═════ Supplied records ═════

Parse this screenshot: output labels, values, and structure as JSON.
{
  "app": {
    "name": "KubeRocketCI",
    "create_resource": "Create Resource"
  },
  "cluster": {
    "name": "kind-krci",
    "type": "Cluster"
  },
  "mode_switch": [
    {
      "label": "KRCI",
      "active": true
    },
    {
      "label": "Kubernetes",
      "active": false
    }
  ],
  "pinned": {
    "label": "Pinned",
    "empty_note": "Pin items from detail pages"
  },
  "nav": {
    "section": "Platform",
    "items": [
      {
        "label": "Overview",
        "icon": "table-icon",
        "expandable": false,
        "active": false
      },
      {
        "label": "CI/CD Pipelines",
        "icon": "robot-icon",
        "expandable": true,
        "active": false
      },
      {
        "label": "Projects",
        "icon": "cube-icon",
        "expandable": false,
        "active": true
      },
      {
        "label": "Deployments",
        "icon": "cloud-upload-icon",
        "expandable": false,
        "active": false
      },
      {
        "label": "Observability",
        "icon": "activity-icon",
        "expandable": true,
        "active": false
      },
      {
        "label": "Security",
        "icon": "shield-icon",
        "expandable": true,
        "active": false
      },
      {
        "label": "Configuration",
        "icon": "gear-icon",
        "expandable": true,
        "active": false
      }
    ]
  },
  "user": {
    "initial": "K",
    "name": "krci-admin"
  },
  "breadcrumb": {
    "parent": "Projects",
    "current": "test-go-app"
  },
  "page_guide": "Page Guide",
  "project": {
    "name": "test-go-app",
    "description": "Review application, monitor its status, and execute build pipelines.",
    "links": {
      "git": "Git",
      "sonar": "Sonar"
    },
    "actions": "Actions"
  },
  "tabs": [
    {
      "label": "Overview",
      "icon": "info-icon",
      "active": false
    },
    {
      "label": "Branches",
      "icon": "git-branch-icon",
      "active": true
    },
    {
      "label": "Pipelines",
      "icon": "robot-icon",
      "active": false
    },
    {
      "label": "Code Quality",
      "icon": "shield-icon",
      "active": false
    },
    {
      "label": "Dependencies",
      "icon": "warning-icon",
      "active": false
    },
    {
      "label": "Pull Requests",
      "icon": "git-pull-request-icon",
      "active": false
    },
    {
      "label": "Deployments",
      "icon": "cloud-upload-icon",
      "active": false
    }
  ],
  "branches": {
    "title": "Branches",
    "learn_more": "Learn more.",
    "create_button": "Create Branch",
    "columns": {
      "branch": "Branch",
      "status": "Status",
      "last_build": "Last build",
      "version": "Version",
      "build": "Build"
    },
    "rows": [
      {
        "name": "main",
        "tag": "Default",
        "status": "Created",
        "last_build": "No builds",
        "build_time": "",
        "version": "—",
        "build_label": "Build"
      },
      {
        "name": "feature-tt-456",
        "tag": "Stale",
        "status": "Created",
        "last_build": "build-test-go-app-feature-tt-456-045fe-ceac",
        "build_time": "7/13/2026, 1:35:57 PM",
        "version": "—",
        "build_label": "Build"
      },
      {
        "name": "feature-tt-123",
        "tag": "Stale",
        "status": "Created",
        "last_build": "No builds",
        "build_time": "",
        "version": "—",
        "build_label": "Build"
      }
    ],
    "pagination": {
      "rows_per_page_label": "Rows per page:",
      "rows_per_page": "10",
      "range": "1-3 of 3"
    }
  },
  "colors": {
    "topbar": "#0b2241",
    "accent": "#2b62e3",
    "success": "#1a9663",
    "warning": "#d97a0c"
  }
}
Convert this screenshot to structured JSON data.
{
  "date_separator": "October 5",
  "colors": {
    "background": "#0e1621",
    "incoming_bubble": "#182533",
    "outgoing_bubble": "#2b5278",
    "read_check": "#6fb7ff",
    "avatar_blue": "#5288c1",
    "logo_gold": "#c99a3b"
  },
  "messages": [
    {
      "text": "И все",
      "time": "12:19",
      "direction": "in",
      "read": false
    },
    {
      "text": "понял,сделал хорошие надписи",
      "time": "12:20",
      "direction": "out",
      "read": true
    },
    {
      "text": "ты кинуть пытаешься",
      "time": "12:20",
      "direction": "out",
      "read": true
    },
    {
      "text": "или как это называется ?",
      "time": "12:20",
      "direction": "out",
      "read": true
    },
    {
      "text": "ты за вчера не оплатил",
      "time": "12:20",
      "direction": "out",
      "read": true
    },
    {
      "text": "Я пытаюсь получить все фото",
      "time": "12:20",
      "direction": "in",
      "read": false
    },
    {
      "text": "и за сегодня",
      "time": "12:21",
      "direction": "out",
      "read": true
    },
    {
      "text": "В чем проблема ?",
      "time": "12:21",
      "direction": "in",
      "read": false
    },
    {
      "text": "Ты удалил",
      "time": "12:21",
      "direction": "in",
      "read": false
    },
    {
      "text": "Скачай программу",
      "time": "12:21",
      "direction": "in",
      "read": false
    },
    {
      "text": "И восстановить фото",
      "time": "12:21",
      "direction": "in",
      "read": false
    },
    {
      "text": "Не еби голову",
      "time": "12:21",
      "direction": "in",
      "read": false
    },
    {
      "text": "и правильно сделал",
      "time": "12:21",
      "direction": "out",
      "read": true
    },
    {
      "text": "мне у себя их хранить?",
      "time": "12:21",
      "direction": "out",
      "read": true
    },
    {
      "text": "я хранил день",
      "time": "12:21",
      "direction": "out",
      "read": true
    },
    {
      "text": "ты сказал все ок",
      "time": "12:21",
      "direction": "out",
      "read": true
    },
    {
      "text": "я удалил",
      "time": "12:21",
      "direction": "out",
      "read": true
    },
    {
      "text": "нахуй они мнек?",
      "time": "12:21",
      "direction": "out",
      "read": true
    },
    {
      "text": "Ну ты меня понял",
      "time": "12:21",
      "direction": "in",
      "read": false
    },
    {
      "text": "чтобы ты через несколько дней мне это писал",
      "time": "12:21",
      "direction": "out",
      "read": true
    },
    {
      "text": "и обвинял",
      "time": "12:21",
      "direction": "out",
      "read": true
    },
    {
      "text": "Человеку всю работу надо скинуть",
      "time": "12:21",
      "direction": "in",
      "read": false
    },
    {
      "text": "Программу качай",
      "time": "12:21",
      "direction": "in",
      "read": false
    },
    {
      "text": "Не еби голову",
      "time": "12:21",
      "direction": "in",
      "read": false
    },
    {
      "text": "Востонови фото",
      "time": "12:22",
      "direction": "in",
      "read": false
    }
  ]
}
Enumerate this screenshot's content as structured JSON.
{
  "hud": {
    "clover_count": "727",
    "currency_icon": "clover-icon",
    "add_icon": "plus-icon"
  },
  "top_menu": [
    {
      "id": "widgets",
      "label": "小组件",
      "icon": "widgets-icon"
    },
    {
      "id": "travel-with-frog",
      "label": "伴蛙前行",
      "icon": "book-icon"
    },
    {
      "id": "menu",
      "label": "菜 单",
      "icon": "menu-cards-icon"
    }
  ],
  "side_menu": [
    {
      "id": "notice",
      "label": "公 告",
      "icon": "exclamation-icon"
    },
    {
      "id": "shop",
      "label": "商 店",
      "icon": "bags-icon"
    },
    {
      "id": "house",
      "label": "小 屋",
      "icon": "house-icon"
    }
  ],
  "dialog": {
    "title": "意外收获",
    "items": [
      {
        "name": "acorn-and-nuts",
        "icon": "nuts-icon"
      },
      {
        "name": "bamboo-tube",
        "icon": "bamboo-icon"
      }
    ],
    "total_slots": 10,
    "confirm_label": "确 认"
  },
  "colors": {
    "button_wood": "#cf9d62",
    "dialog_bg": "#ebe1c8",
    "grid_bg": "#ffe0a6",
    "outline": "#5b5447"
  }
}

═════

● Written task
Keep only the lines that hold the string "понял", and copy them out.

● Final result
      "text": "понял,сделал хорошие надписи",
      "text": "Ну ты меня понял",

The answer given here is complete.